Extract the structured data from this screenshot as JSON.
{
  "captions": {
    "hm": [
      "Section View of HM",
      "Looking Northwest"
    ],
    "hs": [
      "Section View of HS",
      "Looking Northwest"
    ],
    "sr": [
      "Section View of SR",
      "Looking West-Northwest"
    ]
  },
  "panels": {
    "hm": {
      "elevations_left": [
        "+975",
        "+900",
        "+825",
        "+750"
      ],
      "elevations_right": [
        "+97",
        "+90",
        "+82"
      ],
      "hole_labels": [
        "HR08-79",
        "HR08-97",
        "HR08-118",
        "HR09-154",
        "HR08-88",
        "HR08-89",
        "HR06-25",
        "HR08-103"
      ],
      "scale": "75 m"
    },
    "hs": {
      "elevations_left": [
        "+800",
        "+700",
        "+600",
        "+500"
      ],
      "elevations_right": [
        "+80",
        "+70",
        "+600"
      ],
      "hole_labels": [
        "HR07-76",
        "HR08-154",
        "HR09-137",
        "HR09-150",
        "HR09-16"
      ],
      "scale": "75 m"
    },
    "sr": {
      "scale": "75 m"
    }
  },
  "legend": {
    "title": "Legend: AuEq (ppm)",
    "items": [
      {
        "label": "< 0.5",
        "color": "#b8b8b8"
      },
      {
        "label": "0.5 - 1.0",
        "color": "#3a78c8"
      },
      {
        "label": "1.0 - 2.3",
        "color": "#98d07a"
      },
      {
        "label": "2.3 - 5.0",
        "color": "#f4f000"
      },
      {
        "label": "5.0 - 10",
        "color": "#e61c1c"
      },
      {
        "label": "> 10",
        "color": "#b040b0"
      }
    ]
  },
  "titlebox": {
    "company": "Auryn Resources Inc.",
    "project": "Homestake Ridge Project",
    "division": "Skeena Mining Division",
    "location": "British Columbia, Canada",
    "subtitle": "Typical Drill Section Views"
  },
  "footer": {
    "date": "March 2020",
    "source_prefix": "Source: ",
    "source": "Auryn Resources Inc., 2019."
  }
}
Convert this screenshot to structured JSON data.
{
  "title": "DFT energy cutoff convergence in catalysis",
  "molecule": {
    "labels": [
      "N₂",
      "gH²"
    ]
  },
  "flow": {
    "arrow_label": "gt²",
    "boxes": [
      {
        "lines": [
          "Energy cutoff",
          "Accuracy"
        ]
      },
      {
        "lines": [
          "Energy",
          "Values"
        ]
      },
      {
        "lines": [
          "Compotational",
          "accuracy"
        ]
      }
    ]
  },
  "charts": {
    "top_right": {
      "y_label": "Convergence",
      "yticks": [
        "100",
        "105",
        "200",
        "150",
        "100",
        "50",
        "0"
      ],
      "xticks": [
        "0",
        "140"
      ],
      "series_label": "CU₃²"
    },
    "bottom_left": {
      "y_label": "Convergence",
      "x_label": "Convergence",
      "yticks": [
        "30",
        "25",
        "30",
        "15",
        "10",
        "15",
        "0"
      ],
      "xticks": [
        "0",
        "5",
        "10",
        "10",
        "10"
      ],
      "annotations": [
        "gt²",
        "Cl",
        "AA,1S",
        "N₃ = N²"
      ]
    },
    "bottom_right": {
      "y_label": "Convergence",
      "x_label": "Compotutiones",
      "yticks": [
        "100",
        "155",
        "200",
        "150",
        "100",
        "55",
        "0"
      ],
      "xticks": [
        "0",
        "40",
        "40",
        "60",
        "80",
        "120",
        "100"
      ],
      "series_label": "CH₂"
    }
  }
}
+===+
◆ **What is asked**
Above are the records; retype every one exactly.

◆ **Problem solution**
Extract the structured data from this screenshot as JSON.
{
  "captions": {
    "hm": [
      "Section View of HM",
      "Looking Northwest"
    ],
    "hs": [
      "Section View of HS",
      "Looking Northwest"
    ],
    "sr": [
      "Section View of SR",
      "Looking West-Northwest"
    ]
  },
  "panels": {
    "hm": {
      "elevations_left": [
        "+975",
        "+900",
        "+825",
        "+750"
      ],
      "elevations_right": [
        "+97",
        "+90",
        "+82"
      ],
      "hole_labels": [
        "HR08-79",
        "HR08-97",
        "HR08-118",
        "HR09-154",
        "HR08-88",
        "HR08-89",
        "HR06-25",
        "HR08-103"
      ],
      "scale": "75 m"
    },
    "hs": {
      "elevations_left": [
        "+800",
        "+700",
        "+600",
        "+500"
      ],
      "elevations_right": [
        "+80",
        "+70",
        "+600"
      ],
      "hole_labels": [
        "HR07-76",
        "HR08-154",
        "HR09-137",
        "HR09-150",
        "HR09-16"
      ],
      "scale": "75 m"
    },
    "sr": {
      "scale": "75 m"
    }
  },
  "legend": {
    "title": "Legend: AuEq (ppm)",
    "items": [
      {
        "label": "< 0.5",
        "color": "#b8b8b8"
      },
      {
        "label": "0.5 - 1.0",
        "color": "#3a78c8"
      },
      {
        "label": "1.0 - 2.3",
        "color": "#98d07a"
      },
      {
        "label": "2.3 - 5.0",
        "color": "#f4f000"
      },
      {
        "label": "5.0 - 10",
        "color": "#e61c1c"
      },
      {
        "label": "> 10",
        "color": "#b040b0"
      }
    ]
  },
  "titlebox": {
    "company": "Auryn Resources Inc.",
    "project": "Homestake Ridge Project",
    "division": "Skeena Mining Division",
    "location": "British Columbia, Canada",
    "subtitle": "Typical Drill Section Views"
  },
  "footer": {
    "date": "March 2020",
    "source_prefix": "Source: ",
    "source": "Auryn Resources Inc., 2019."
  }
}
Convert this screenshot to structured JSON data.
{
  "title": "DFT energy cutoff convergence in catalysis",
  "molecule": {
    "labels": [
      "N₂",
      "gH²"
    ]
  },
  "flow": {
    "arrow_label": "gt²",
    "boxes": [
      {
        "lines": [
          "Energy cutoff",
          "Accuracy"
        ]
      },
      {
        "lines": [
          "Energy",
          "Values"
        ]
      },
      {
        "lines": [
          "Compotational",
          "accuracy"
        ]
      }
    ]
  },
  "charts": {
    "top_right": {
      "y_label": "Convergence",
      "yticks": [
        "100",
        "105",
        "200",
        "150",
        "100",
        "50",
        "0"
      ],
      "xticks": [
        "0",
        "140"
      ],
      "series_label": "CU₃²"
    },
    "bottom_left": {
      "y_label": "Convergence",
      "x_label": "Convergence",
      "yticks": [
        "30",
        "25",
        "30",
        "15",
        "10",
        "15",
        "0"
      ],
      "xticks": [
        "0",
        "5",
        "10",
        "10",
        "10"
      ],
      "annotations": [
        "gt²",
        "Cl",
        "AA,1S",
        "N₃ = N²"
      ]
    },
    "bottom_right": {
      "y_label": "Convergence",
      "x_label": "Compotutiones",
      "yticks": [
        "100",
        "155",
        "200",
        "150",
        "100",
        "55",
        "0"
      ],
      "xticks": [
        "0",
        "40",
        "40",
        "60",
        "80",
        "120",
        "100"
      ],
      "series_label": "CH₂"
    }
  }
}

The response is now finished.